EXERCISE OBJECTIVE. Wherever the string "JSON" appears in a line, extract that line.

--- begin EXTRACTED MATERIAL ---

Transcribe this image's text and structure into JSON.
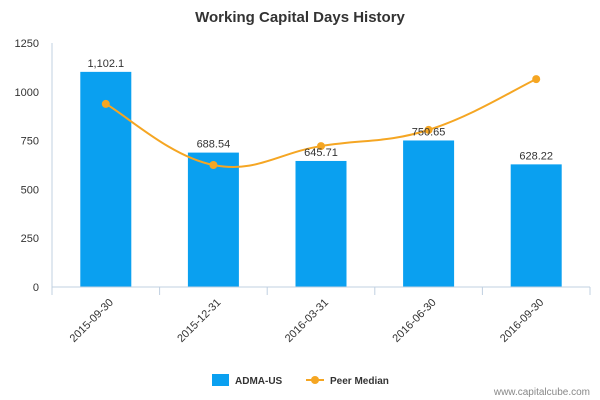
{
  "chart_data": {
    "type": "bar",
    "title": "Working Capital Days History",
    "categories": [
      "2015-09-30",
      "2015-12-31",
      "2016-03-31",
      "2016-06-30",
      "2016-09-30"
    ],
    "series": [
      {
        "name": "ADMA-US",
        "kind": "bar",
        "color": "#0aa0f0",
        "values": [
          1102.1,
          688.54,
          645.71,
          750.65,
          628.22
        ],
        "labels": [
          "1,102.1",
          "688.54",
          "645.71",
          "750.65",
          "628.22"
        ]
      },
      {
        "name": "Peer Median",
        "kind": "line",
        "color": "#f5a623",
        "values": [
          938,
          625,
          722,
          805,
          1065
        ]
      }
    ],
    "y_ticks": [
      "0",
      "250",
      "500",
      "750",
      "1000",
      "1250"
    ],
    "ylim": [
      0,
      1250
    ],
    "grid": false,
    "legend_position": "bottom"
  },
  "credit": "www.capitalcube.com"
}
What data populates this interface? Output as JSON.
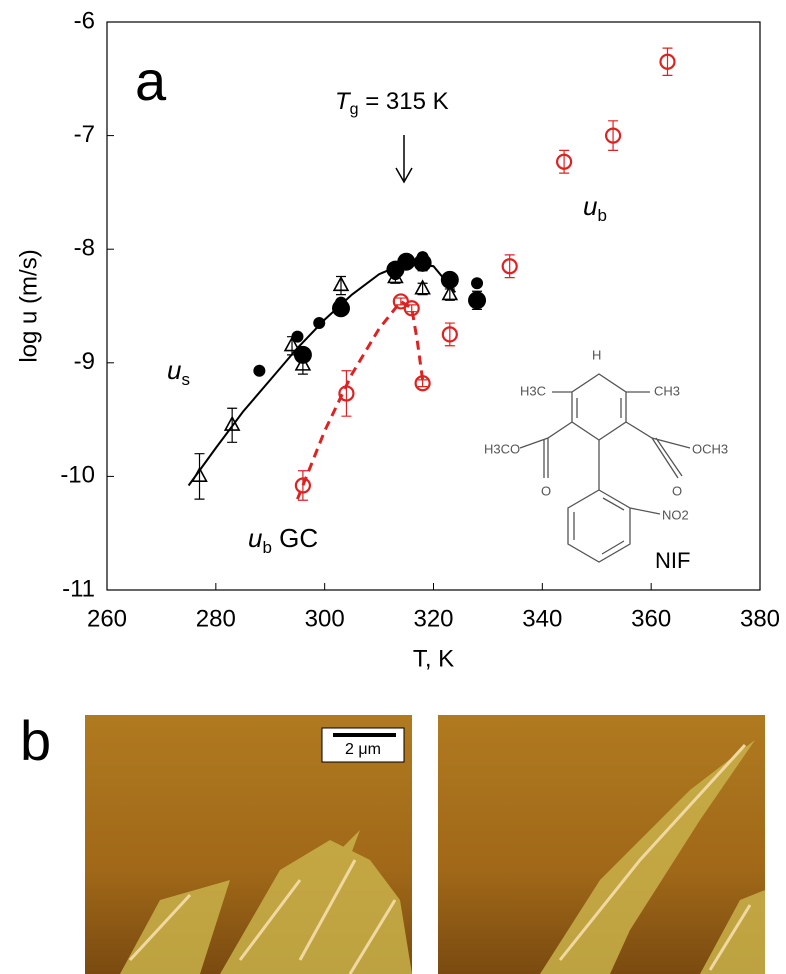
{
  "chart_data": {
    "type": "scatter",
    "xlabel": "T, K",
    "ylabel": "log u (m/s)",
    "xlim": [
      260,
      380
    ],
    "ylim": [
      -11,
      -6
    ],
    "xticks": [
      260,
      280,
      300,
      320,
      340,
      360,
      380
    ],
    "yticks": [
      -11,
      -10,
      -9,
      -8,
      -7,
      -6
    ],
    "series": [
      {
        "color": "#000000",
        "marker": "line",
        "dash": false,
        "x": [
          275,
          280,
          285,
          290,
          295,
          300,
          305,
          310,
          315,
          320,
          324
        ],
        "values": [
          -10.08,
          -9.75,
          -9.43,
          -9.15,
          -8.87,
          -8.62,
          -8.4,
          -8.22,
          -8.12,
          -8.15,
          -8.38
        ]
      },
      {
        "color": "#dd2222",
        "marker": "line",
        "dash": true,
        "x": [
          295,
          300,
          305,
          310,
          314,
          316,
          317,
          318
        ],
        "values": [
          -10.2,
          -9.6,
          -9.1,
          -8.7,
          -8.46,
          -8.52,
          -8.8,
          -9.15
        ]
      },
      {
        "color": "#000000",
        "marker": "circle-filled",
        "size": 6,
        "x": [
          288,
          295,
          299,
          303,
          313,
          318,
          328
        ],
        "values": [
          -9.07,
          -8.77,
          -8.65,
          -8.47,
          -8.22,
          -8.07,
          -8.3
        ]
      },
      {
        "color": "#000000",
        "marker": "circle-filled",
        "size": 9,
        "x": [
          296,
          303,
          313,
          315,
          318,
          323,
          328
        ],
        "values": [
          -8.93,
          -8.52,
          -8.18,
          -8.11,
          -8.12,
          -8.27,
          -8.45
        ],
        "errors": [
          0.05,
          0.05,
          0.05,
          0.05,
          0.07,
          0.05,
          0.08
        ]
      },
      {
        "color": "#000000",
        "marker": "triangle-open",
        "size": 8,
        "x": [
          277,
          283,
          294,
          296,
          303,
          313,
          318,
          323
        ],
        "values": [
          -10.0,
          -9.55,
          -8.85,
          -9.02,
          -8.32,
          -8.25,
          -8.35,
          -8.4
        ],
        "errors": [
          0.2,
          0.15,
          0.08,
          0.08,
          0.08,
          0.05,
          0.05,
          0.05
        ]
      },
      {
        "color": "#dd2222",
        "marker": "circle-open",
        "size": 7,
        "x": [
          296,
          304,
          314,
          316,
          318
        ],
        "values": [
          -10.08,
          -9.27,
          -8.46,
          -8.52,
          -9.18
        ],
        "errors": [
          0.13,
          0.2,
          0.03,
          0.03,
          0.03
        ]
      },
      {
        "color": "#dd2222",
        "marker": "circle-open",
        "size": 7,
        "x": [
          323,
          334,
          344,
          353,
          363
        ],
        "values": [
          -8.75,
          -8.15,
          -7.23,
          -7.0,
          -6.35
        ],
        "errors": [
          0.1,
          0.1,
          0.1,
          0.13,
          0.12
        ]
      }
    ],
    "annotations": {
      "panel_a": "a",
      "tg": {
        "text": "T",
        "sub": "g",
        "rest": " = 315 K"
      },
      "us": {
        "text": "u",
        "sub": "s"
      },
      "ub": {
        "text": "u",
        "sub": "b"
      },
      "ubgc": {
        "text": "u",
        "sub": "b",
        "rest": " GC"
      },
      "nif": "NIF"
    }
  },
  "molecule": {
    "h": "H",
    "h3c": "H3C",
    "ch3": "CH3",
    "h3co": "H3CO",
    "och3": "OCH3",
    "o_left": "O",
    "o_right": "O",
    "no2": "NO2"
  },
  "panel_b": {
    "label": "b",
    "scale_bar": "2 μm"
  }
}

--- end EXTRACTED MATERIAL ---

RESPONSE.
Transcribe this image's text and structure into JSON.
What data populates this interface? Output as JSON.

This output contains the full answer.